=== OBJECTIVE ===
Search the entries below. Return every line that has "tone" in it.
---------- ENTRIES SUPPLIED
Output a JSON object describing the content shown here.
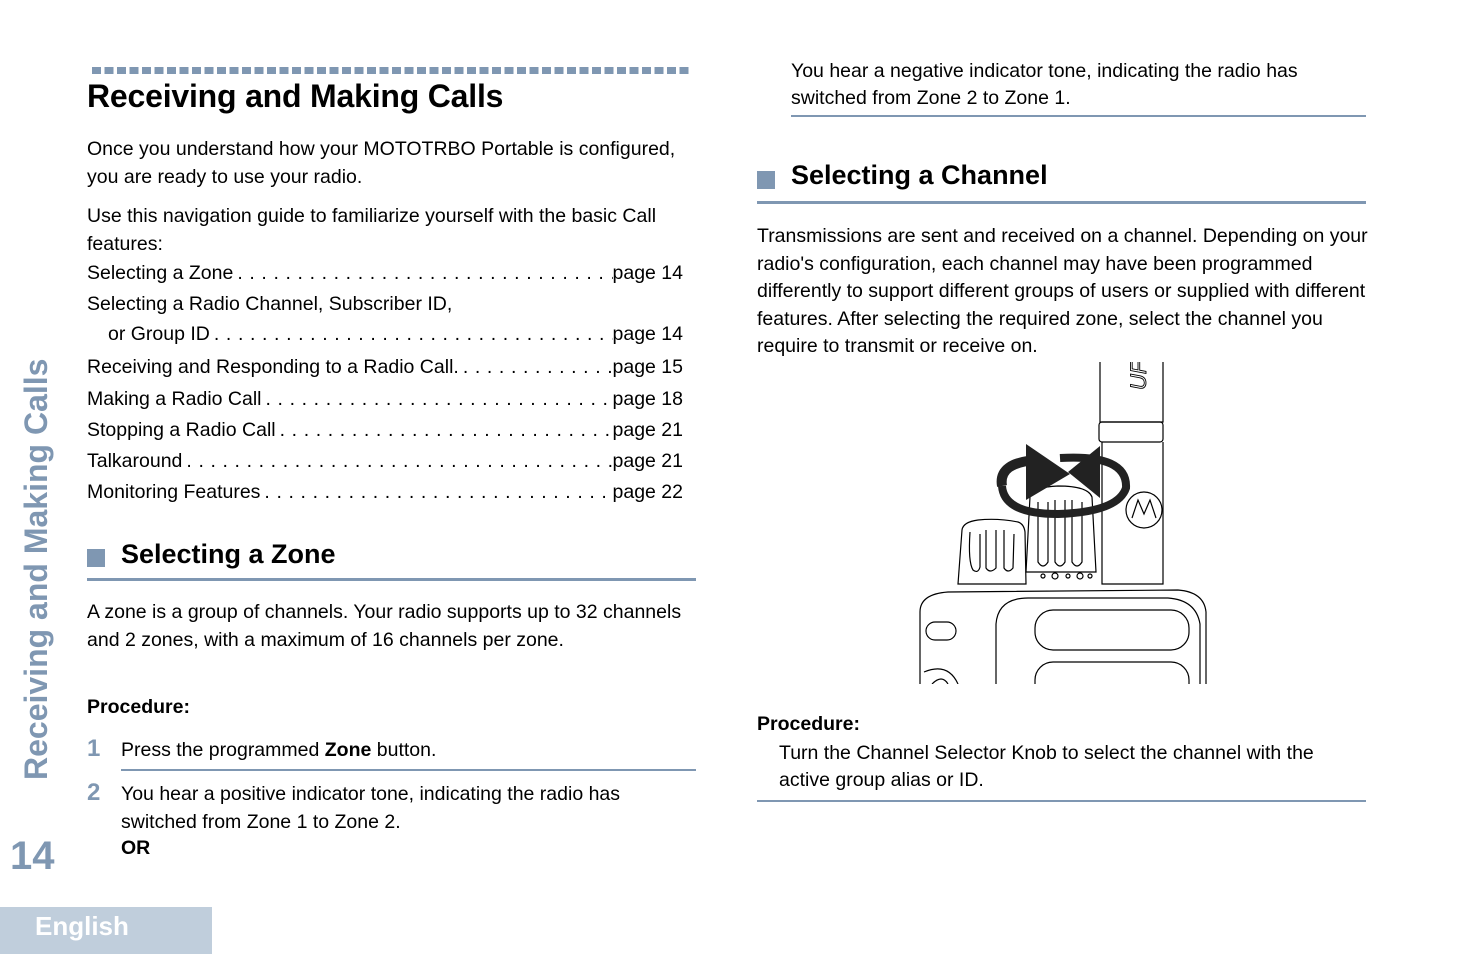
{
  "page": {
    "section_title": "Receiving and Making Calls",
    "sidebar_title": "Receiving and Making Calls",
    "page_number": "14",
    "language_tab": "English",
    "accent_color": "#7f97b2"
  },
  "left": {
    "intro_1": "Once you understand how your MOTOTRBO Portable is configured, you are ready to use your radio.",
    "intro_2": "Use this navigation guide to familiarize yourself with the basic Call features:",
    "toc": [
      {
        "label": "Selecting a Zone",
        "page": "page 14"
      },
      {
        "label_line1": "Selecting a Radio Channel, Subscriber ID,",
        "label_line2": "or Group ID",
        "page": "page 14"
      },
      {
        "label": "Receiving and Responding to a Radio Call.",
        "page": "page 15"
      },
      {
        "label": "Making a Radio Call",
        "page": "page 18"
      },
      {
        "label": "Stopping a Radio Call",
        "page": "page 21"
      },
      {
        "label": "Talkaround",
        "page": "page 21"
      },
      {
        "label": "Monitoring Features",
        "page": "page 22"
      }
    ],
    "zone_section": {
      "heading": "Selecting a Zone",
      "body": "A zone is a group of channels. Your radio supports up to 32 channels and 2 zones, with a maximum of 16 channels per zone.",
      "procedure_label": "Procedure:",
      "steps": [
        {
          "number": "1",
          "text_before": "Press the programmed ",
          "bold": "Zone",
          "text_after": " button."
        },
        {
          "number": "2",
          "text": "You hear a positive indicator tone, indicating the radio has switched from Zone 1 to Zone 2.",
          "or_label": "OR"
        }
      ]
    }
  },
  "right": {
    "zone_continuation": "You hear a negative indicator tone, indicating the radio has switched from Zone 2 to Zone 1.",
    "channel_section": {
      "heading": "Selecting a Channel",
      "body": "Transmissions are sent and received on a channel. Depending on your radio's configuration, each channel may have been programmed differently to support different groups of users or supplied with different features. After selecting the required zone, select the channel you require to transmit or receive on.",
      "illustration": "radio-channel-knob-rotation",
      "procedure_label": "Procedure:",
      "procedure_text": "Turn the Channel Selector Knob to select the channel with the active group alias or ID."
    }
  }
}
--------------------
=== WRITTEN ANSWER ===
          "text": "You hear a positive indicator tone, indicating the radio has switched from Zone 1 to Zone 2.",
    "zone_continuation": "You hear a negative indicator tone, indicating the radio has switched from Zone 2 to Zone 1.",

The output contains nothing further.